▶ [EXERCISE DESCRIPTION] Write out all the entries word for word, but skip any images.
═════ MATERIAL PROVIDED
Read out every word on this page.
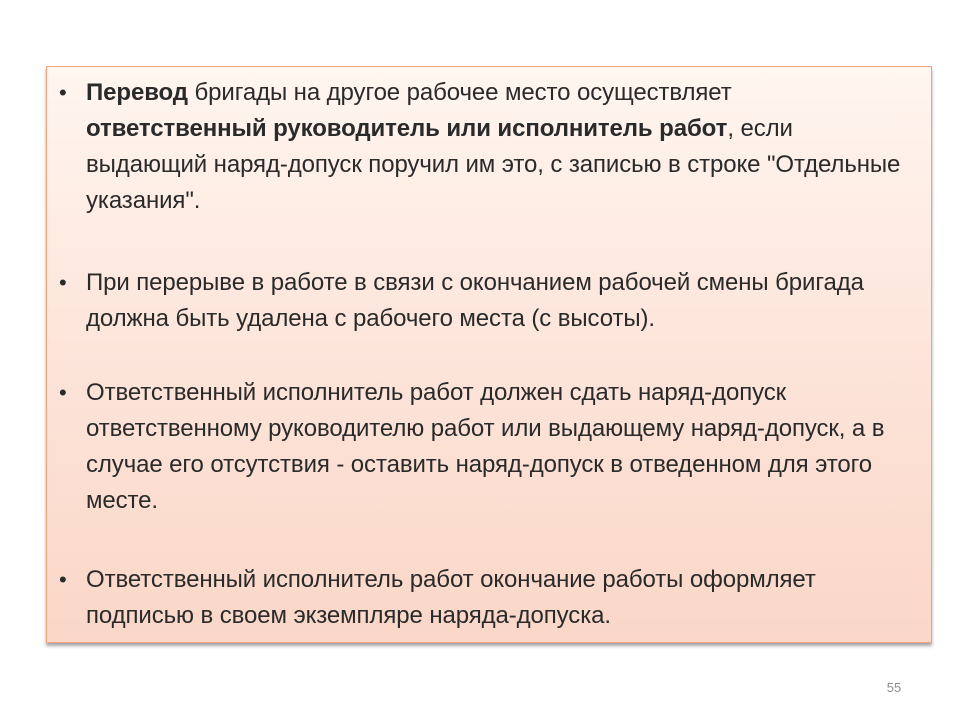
• Перевод бригады на другое рабочее место осуществляет
ответственный руководитель или исполнитель работ, если выдающий наряд-допуск поручил им это, с записью в строке "Отдельные указания".
• При перерыве в работе в связи с окончанием рабочей смены бригада должна быть удалена с рабочего места (с высоты).
• Ответственный исполнитель работ должен сдать наряд-допуск ответственному руководителю работ или выдающему наряд-допуск, а в случае его отсутствия - оставить наряд-допуск в отведенном для этого месте.
• Ответственный исполнитель работ окончание работы оформляет подписью в своем экземпляре наряда-допуска.
55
══════════
▶ [COMPLETE RESPONSE]
Read out every word on this page.
• Перевод бригады на другое рабочее место осуществляет
ответственный руководитель или исполнитель работ, если выдающий наряд-допуск поручил им это, с записью в строке "Отдельные указания".
• При перерыве в работе в связи с окончанием рабочей смены бригада должна быть удалена с рабочего места (с высоты).
• Ответственный исполнитель работ должен сдать наряд-допуск ответственному руководителю работ или выдающему наряд-допуск, а в случае его отсутствия - оставить наряд-допуск в отведенном для этого месте.
• Ответственный исполнитель работ окончание работы оформляет подписью в своем экземпляре наряда-допуска.
55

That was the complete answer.